::: Input for this task
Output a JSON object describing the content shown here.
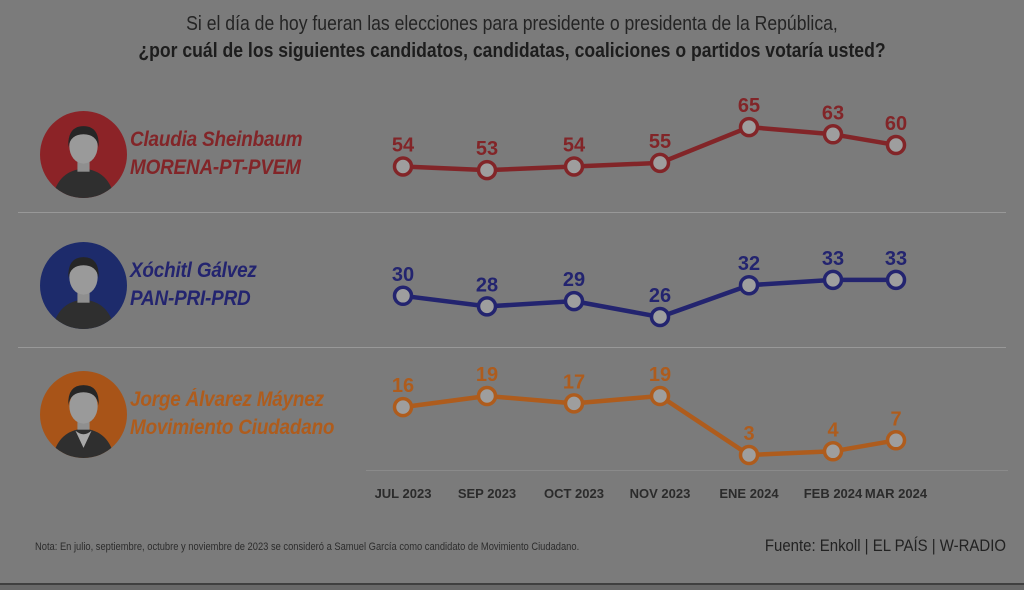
{
  "page": {
    "title_line1": "Si el día de hoy fueran las elecciones para presidente o presidenta de la República,",
    "title_line2": "¿por cuál de los siguientes candidatos, candidatas, coaliciones o partidos votaría usted?",
    "note": "Nota: En julio, septiembre, octubre y noviembre de 2023 se consideró a Samuel García como candidato de Movimiento Ciudadano.",
    "source": "Fuente: Enkoll | EL PAÍS | W-RADIO"
  },
  "colors": {
    "background": "#7b7b7b",
    "divider": "#989898",
    "marker_fill": "#9e9e9e",
    "axis_text": "#2b2b2b"
  },
  "chart_data": {
    "type": "line",
    "title": "Si el día de hoy fueran las elecciones para presidente o presidenta de la República, ¿por cuál de los siguientes candidatos, candidatas, coaliciones o partidos votaría usted?",
    "categories": [
      "JUL 2023",
      "SEP 2023",
      "OCT 2023",
      "NOV 2023",
      "ENE 2024",
      "FEB 2024",
      "MAR 2024"
    ],
    "series": [
      {
        "name": "Claudia Sheinbaum",
        "party": "MORENA-PT-PVEM",
        "values": [
          54,
          53,
          54,
          55,
          65,
          63,
          60
        ],
        "color": "#822528",
        "avatar_color": "#8c2327"
      },
      {
        "name": "Xóchitl Gálvez",
        "party": "PAN-PRI-PRD",
        "values": [
          30,
          28,
          29,
          26,
          32,
          33,
          33
        ],
        "color": "#23246f",
        "avatar_color": "#1d2b6b"
      },
      {
        "name": "Jorge Álvarez Máynez",
        "party": "Movimiento Ciudadano",
        "values": [
          16,
          19,
          17,
          19,
          3,
          4,
          7
        ],
        "color": "#ae5c1d",
        "avatar_color": "#a85418"
      }
    ],
    "xlabel": "",
    "ylabel": "",
    "grid": false,
    "legend_position": "row-labels-left",
    "marker": "open-circle",
    "value_labels": true
  }
}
::::::
Exercise objective: Exclude every picture and copy the remaining data exactly.

Result below:
Output a JSON object describing the content shown here.
{
  "page": {
    "title_line1": "Si el día de hoy fueran las elecciones para presidente o presidenta de la República,",
    "title_line2": "¿por cuál de los siguientes candidatos, candidatas, coaliciones o partidos votaría usted?",
    "note": "Nota: En julio, septiembre, octubre y noviembre de 2023 se consideró a Samuel García como candidato de Movimiento Ciudadano.",
    "source": "Fuente: Enkoll | EL PAÍS | W-RADIO"
  },
  "colors": {
    "background": "#7b7b7b",
    "divider": "#989898",
    "marker_fill": "#9e9e9e",
    "axis_text": "#2b2b2b"
  },
  "chart_data": {
    "type": "line",
    "title": "Si el día de hoy fueran las elecciones para presidente o presidenta de la República, ¿por cuál de los siguientes candidatos, candidatas, coaliciones o partidos votaría usted?",
    "categories": [
      "JUL 2023",
      "SEP 2023",
      "OCT 2023",
      "NOV 2023",
      "ENE 2024",
      "FEB 2024",
      "MAR 2024"
    ],
    "series": [
      {
        "name": "Claudia Sheinbaum",
        "party": "MORENA-PT-PVEM",
        "values": [
          54,
          53,
          54,
          55,
          65,
          63,
          60
        ],
        "color": "#822528",
        "avatar_color": "#8c2327"
      },
      {
        "name": "Xóchitl Gálvez",
        "party": "PAN-PRI-PRD",
        "values": [
          30,
          28,
          29,
          26,
          32,
          33,
          33
        ],
        "color": "#23246f",
        "avatar_color": "#1d2b6b"
      },
      {
        "name": "Jorge Álvarez Máynez",
        "party": "Movimiento Ciudadano",
        "values": [
          16,
          19,
          17,
          19,
          3,
          4,
          7
        ],
        "color": "#ae5c1d",
        "avatar_color": "#a85418"
      }
    ],
    "xlabel": "",
    "ylabel": "",
    "grid": false,
    "legend_position": "row-labels-left",
    "marker": "open-circle",
    "value_labels": true
  }
}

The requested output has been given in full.